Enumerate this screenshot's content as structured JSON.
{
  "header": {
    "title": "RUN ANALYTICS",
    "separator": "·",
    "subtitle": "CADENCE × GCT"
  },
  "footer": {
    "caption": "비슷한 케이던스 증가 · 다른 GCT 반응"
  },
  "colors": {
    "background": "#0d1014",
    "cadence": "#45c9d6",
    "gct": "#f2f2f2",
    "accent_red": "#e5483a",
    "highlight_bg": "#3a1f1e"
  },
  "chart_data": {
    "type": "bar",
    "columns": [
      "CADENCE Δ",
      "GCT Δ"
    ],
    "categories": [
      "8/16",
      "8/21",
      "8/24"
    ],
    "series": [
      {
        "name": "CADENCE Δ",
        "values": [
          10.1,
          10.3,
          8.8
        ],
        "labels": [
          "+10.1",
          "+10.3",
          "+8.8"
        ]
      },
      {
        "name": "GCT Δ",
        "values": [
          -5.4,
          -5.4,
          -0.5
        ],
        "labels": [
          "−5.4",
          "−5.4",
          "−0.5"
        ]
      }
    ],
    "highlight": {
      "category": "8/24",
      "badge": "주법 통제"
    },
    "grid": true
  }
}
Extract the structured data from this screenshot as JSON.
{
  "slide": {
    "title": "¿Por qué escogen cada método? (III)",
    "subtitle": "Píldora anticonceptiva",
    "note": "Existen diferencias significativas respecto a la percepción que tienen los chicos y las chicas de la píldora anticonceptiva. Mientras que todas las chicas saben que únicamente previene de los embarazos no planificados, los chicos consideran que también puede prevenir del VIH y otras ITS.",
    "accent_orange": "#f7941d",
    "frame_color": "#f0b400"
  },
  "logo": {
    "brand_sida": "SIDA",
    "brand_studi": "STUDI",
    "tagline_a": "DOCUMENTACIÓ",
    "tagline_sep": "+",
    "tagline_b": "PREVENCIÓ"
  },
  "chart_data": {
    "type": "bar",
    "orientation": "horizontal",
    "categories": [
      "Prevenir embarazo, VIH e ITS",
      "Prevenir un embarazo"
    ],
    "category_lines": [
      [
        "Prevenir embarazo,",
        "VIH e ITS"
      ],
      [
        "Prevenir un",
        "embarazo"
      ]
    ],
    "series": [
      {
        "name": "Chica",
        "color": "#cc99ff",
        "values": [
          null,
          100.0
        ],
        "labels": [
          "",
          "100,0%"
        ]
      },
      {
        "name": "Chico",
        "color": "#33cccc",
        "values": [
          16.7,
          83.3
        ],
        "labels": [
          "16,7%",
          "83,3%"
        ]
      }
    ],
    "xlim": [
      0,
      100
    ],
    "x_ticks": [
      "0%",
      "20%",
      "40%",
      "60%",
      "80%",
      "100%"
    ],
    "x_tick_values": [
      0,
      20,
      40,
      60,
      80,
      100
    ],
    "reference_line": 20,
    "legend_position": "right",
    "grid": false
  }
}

--------------------------------------------------

Exercise goal — Look through the entries above for the word "anticonceptiva". Copy every line where it shows up.

Answer for this exercise —
    "subtitle": "Píldora anticonceptiva",
    "note": "Existen diferencias significativas respecto a la percepción que tienen los chicos y las chicas de la píldora anticonceptiva. Mientras que todas las chicas saben que únicamente previene de los embarazos no planificados, los chicos consideran que también puede prevenir del VIH y otras ITS.",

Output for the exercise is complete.